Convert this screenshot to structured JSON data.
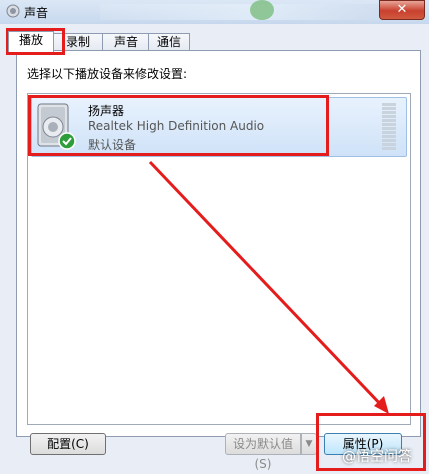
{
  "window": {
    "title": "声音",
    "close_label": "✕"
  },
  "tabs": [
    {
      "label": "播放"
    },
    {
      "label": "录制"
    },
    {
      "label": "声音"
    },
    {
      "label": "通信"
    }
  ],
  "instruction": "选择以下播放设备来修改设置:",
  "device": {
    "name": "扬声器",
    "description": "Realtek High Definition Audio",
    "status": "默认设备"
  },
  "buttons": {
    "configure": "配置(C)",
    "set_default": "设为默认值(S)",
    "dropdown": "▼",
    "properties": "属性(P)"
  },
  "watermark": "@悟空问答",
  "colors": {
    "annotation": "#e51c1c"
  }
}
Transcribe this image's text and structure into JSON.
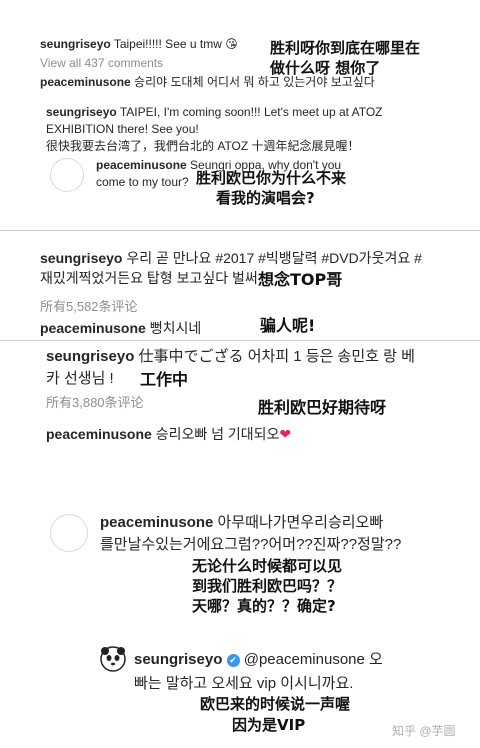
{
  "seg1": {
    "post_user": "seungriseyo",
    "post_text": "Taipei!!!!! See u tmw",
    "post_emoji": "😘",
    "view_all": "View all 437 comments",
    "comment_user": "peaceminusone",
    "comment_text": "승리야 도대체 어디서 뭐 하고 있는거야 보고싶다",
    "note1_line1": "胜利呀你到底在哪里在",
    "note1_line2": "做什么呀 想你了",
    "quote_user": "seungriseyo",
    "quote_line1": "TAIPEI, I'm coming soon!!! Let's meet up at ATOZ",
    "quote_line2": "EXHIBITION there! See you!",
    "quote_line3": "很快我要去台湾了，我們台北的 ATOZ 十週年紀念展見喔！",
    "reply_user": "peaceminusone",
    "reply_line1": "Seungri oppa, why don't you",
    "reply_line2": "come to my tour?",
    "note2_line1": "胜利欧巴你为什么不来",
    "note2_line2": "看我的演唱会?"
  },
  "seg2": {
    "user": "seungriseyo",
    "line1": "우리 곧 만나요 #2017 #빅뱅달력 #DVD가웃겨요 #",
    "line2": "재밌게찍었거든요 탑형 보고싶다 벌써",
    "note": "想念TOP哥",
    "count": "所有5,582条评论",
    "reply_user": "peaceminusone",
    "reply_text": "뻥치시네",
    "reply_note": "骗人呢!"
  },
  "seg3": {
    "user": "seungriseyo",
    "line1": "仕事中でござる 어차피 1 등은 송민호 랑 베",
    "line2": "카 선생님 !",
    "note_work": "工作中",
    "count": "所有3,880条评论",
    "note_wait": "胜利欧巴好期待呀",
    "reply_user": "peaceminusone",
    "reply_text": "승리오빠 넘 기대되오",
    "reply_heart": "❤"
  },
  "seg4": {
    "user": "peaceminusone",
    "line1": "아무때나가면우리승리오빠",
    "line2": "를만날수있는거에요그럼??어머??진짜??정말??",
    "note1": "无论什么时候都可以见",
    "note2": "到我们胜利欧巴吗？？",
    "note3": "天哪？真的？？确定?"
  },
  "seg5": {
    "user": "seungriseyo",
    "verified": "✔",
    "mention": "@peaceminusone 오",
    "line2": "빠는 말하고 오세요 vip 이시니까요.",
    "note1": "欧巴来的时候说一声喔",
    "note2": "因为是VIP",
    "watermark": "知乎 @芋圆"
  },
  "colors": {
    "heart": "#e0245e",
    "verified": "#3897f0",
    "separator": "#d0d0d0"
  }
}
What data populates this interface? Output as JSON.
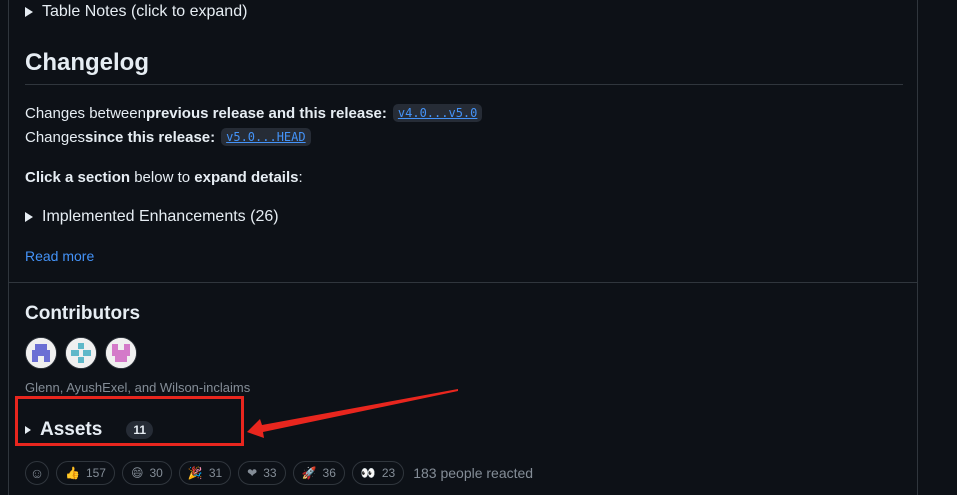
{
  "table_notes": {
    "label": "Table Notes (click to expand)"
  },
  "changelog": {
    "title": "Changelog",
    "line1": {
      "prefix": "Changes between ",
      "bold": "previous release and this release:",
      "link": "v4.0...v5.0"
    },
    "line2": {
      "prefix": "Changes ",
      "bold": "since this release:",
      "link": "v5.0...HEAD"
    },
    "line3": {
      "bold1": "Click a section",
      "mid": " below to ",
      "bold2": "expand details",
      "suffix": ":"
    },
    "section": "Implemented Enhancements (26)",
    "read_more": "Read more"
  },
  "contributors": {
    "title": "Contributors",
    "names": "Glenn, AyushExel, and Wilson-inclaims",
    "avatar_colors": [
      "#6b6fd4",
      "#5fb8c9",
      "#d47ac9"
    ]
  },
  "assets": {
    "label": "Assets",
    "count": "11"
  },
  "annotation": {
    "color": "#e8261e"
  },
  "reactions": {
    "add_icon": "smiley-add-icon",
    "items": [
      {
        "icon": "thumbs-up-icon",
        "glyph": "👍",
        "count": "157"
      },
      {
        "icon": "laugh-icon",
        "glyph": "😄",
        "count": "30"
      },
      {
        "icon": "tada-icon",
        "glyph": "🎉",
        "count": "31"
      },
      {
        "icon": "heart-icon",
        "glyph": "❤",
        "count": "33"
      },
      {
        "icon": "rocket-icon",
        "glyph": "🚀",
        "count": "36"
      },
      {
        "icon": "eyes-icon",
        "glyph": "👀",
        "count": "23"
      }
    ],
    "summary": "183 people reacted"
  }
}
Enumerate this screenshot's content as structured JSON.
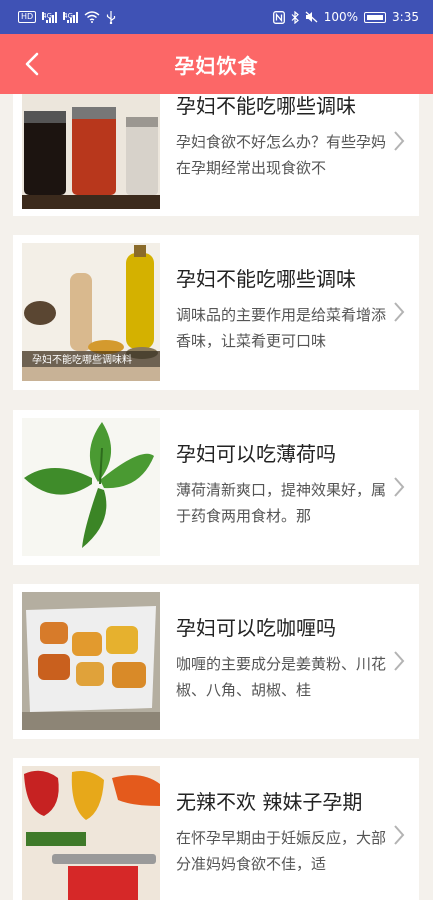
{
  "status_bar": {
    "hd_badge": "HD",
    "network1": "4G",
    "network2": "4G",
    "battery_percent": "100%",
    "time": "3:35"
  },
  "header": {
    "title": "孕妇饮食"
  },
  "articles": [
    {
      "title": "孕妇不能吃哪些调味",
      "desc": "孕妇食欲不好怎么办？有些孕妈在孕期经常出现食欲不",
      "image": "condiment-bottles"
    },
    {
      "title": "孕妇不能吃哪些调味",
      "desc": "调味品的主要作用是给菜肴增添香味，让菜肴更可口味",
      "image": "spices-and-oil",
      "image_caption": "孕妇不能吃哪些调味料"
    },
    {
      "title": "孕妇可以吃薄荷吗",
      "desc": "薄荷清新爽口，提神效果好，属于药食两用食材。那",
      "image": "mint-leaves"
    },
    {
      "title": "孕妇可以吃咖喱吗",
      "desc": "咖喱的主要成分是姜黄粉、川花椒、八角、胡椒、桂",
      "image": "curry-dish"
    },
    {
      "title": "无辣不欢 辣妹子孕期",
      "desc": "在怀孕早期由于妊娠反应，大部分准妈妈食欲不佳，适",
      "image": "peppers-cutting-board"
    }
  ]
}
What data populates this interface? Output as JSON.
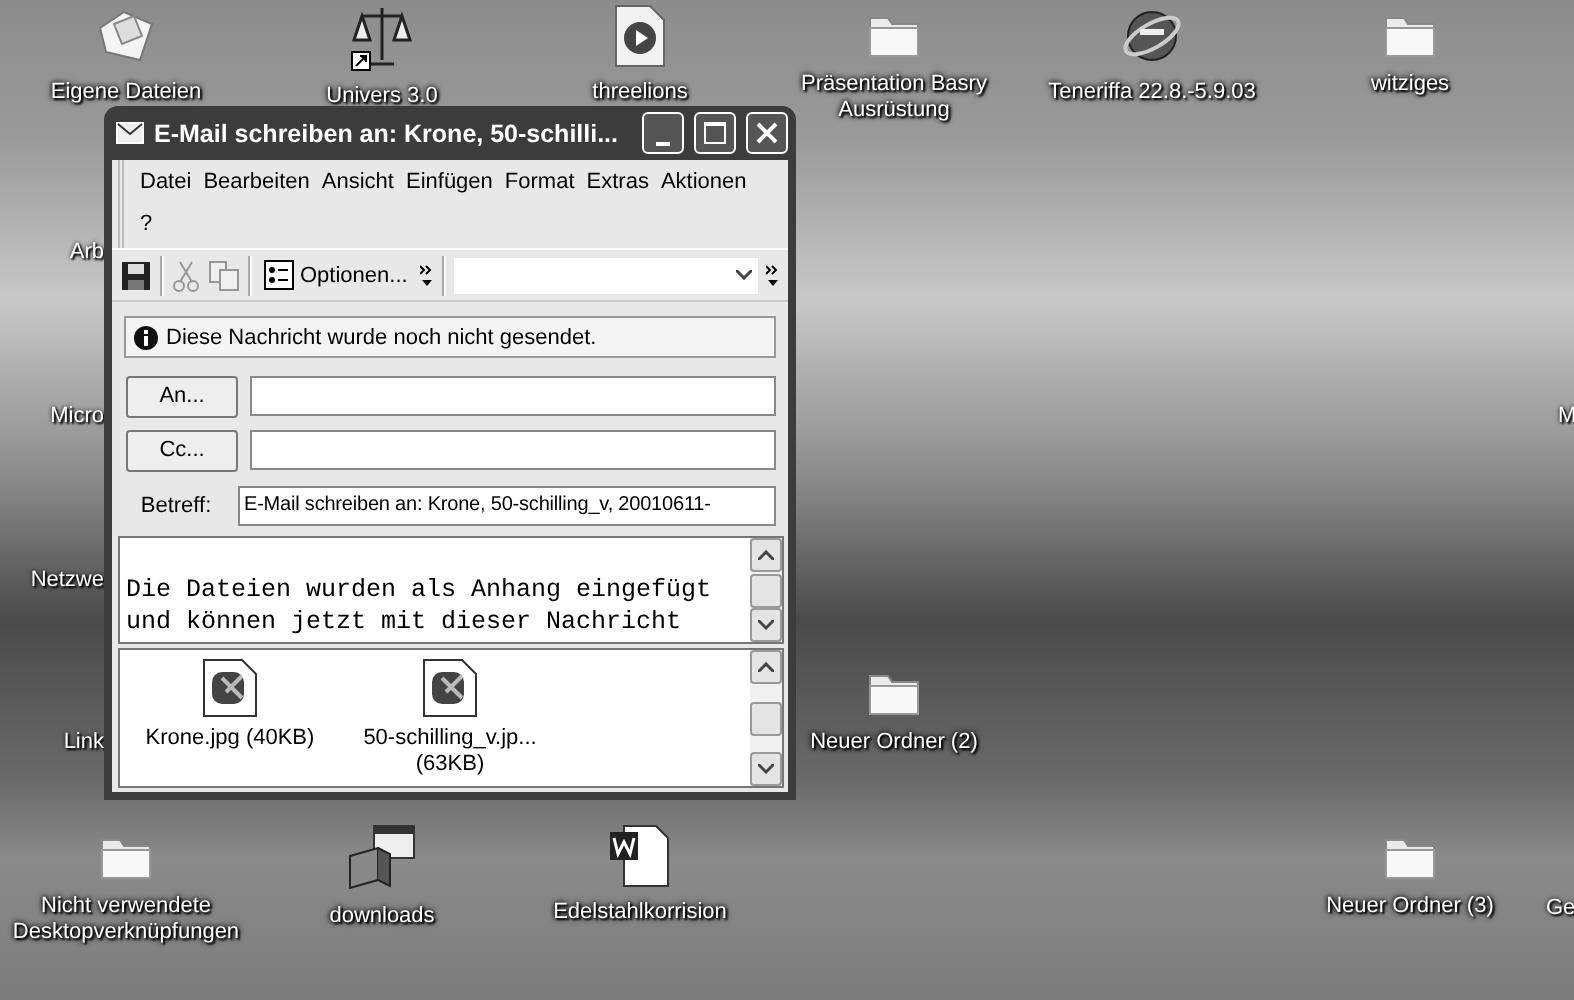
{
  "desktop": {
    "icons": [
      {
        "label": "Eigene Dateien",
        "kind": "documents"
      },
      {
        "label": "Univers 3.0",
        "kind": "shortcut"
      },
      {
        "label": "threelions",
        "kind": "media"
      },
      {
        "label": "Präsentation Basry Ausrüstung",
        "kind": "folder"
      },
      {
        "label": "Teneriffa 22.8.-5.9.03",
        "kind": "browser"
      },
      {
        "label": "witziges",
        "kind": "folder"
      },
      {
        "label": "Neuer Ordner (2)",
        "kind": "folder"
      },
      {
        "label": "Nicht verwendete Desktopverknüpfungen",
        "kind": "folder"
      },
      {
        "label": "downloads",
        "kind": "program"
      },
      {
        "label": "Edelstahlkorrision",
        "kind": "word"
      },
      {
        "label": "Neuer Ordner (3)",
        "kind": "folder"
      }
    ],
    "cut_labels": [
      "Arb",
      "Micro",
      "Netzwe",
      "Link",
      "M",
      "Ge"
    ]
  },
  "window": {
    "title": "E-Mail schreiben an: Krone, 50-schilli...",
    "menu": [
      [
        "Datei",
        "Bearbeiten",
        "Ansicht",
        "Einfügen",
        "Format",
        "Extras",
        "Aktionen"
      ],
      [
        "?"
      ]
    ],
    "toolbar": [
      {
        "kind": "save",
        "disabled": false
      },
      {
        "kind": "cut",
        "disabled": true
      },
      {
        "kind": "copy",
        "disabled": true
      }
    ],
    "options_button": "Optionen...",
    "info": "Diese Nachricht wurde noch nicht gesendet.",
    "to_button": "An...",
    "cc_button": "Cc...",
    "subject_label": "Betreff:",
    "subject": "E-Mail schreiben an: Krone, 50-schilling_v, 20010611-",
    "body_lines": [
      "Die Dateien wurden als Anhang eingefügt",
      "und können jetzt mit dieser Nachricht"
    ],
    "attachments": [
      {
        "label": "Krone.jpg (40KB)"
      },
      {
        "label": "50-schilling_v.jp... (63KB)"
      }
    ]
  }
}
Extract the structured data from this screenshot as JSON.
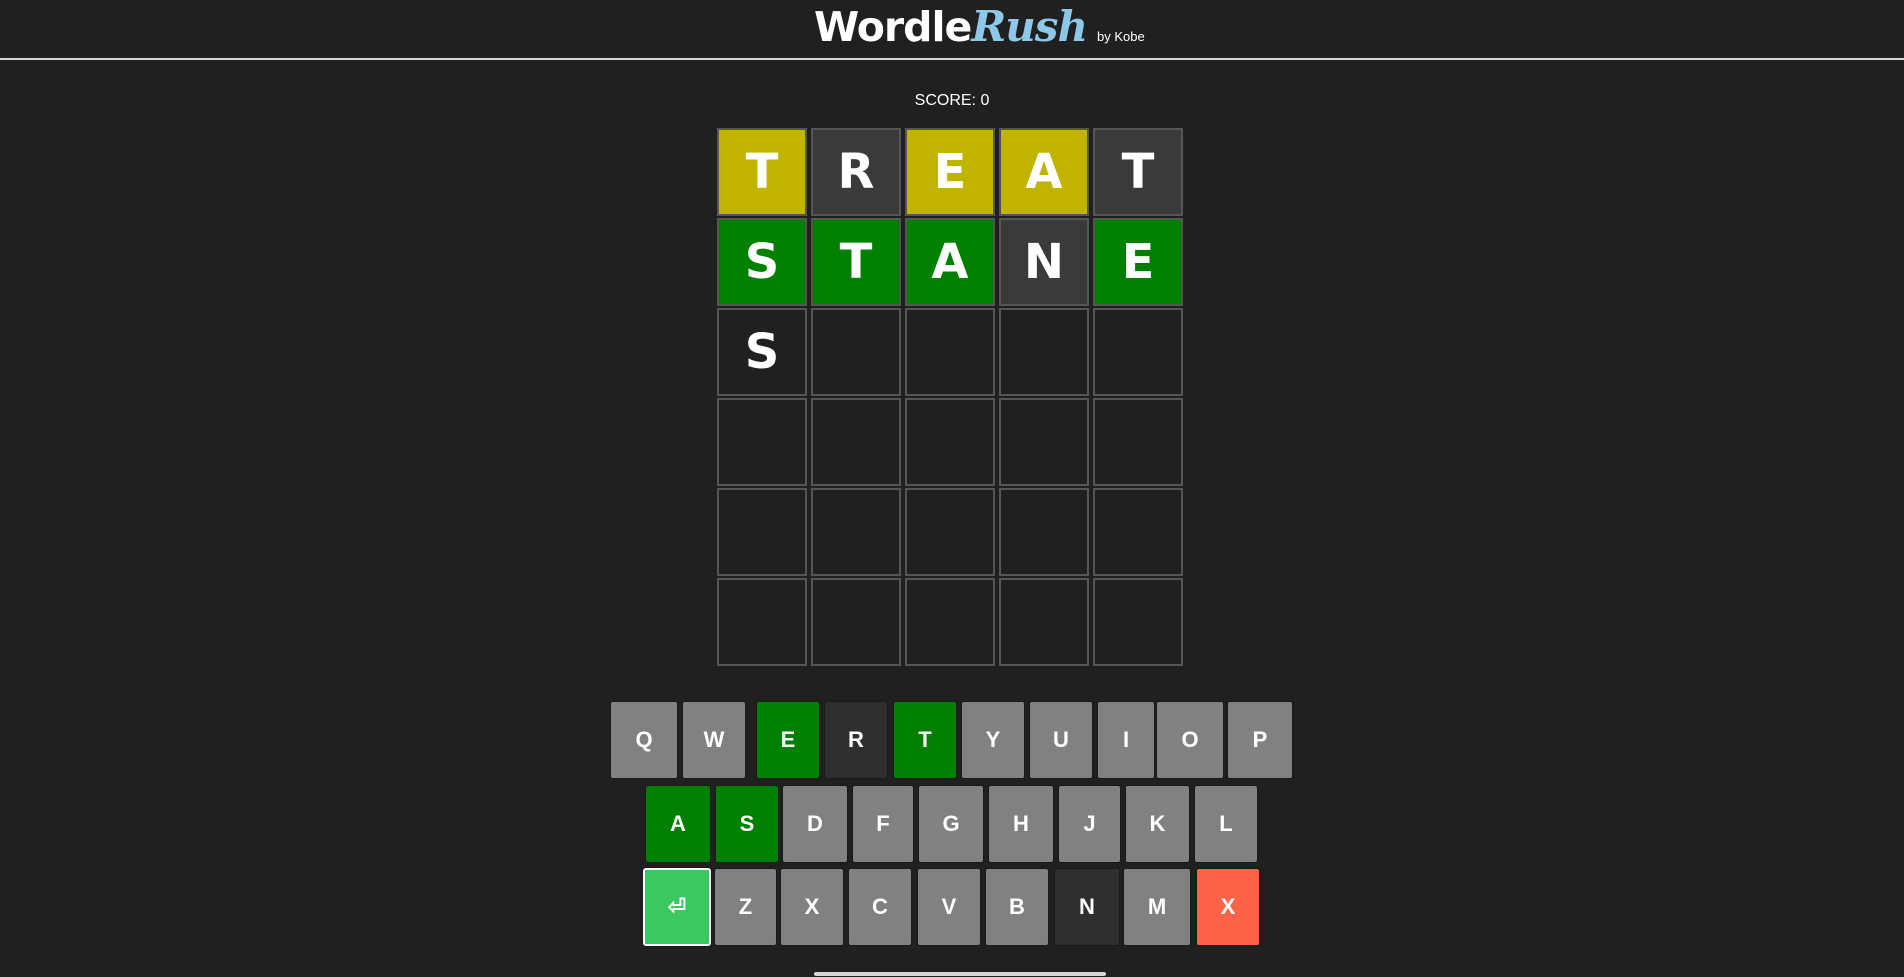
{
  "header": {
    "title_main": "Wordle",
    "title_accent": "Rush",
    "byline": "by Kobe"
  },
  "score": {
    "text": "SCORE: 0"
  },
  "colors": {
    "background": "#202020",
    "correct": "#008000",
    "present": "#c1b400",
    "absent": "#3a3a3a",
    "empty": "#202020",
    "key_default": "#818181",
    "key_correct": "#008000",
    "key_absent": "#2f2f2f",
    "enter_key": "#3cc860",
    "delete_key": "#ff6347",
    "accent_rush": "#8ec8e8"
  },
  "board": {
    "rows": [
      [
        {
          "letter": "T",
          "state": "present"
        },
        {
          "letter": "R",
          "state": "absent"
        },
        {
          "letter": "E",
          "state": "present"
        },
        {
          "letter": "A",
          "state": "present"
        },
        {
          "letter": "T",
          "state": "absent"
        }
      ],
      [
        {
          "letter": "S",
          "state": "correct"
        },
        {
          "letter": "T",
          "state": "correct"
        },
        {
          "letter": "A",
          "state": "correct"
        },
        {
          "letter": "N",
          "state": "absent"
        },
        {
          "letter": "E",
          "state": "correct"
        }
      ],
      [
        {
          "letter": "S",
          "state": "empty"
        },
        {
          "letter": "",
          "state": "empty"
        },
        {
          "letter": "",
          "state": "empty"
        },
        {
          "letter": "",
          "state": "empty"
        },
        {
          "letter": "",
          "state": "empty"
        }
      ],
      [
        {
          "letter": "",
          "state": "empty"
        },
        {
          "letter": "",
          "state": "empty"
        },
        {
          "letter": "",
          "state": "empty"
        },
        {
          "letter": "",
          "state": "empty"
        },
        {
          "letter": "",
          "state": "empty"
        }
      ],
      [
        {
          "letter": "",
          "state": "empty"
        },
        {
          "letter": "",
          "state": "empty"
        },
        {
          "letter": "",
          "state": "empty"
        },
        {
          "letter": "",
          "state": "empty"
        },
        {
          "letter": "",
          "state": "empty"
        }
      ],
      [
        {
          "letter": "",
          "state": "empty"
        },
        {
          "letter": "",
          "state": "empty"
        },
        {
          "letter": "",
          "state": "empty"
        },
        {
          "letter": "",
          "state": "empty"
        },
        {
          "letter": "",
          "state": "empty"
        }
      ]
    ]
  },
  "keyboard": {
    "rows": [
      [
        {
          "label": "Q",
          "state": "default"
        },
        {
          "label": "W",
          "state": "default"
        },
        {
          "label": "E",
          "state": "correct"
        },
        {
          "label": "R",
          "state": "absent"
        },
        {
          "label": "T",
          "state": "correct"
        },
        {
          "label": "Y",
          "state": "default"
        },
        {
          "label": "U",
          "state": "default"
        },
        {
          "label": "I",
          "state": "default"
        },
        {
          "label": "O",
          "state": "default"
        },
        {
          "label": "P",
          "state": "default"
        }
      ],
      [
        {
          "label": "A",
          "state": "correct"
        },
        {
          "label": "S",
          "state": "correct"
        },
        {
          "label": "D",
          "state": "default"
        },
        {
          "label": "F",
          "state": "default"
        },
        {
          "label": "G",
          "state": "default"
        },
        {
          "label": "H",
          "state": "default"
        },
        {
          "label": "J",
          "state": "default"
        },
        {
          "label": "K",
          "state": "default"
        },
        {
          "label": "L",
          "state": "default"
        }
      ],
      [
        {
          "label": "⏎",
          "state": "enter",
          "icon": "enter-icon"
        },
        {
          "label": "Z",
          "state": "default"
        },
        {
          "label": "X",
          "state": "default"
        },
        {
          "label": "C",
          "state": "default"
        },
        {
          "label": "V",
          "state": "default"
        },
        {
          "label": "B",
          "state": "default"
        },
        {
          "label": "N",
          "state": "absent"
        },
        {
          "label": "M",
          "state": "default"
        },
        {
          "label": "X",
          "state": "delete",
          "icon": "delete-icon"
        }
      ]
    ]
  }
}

........

• [BRIEF]
Select every line in the records above that contains the word "section".

• [TASK RESPONSE]
      "bold1": "Click a section",
    "section": "Implemented Enhancements (26)",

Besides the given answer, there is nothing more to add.